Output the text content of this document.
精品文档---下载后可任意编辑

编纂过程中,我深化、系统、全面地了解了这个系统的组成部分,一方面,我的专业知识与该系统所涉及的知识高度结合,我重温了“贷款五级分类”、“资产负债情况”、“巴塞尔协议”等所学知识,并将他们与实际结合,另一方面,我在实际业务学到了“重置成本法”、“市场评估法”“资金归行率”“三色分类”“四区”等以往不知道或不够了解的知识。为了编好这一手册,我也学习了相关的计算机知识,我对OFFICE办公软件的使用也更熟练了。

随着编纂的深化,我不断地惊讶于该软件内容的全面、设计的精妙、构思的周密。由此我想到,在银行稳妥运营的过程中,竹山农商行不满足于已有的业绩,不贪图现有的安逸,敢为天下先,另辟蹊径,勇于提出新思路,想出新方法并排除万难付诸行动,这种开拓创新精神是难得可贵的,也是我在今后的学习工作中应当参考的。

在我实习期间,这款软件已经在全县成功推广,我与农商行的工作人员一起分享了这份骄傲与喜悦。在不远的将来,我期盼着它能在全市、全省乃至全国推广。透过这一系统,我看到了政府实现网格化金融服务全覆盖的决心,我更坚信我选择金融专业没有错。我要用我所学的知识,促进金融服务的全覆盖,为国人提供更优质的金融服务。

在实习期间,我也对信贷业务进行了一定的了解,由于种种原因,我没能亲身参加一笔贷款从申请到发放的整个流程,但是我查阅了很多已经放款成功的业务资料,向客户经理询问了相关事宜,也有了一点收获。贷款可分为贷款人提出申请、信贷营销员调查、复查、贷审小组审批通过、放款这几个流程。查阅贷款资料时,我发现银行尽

◆ **Required work**:
Would you give the material above again, complete and exact?

◆ **Solution**:
Output the text content of this document.
精品文档---下载后可任意编辑

编纂过程中,我深化、系统、全面地了解了这个系统的组成部分,一方面,我的专业知识与该系统所涉及的知识高度结合,我重温了“贷款五级分类”、“资产负债情况”、“巴塞尔协议”等所学知识,并将他们与实际结合,另一方面,我在实际业务学到了“重置成本法”、“市场评估法”“资金归行率”“三色分类”“四区”等以往不知道或不够了解的知识。为了编好这一手册,我也学习了相关的计算机知识,我对OFFICE办公软件的使用也更熟练了。

随着编纂的深化,我不断地惊讶于该软件内容的全面、设计的精妙、构思的周密。由此我想到,在银行稳妥运营的过程中,竹山农商行不满足于已有的业绩,不贪图现有的安逸,敢为天下先,另辟蹊径,勇于提出新思路,想出新方法并排除万难付诸行动,这种开拓创新精神是难得可贵的,也是我在今后的学习工作中应当参考的。

在我实习期间,这款软件已经在全县成功推广,我与农商行的工作人员一起分享了这份骄傲与喜悦。在不远的将来,我期盼着它能在全市、全省乃至全国推广。透过这一系统,我看到了政府实现网格化金融服务全覆盖的决心,我更坚信我选择金融专业没有错。我要用我所学的知识,促进金融服务的全覆盖,为国人提供更优质的金融服务。

在实习期间,我也对信贷业务进行了一定的了解,由于种种原因,我没能亲身参加一笔贷款从申请到发放的整个流程,但是我查阅了很多已经放款成功的业务资料,向客户经理询问了相关事宜,也有了一点收获。贷款可分为贷款人提出申请、信贷营销员调查、复查、贷审小组审批通过、放款这几个流程。查阅贷款资料时,我发现银行尽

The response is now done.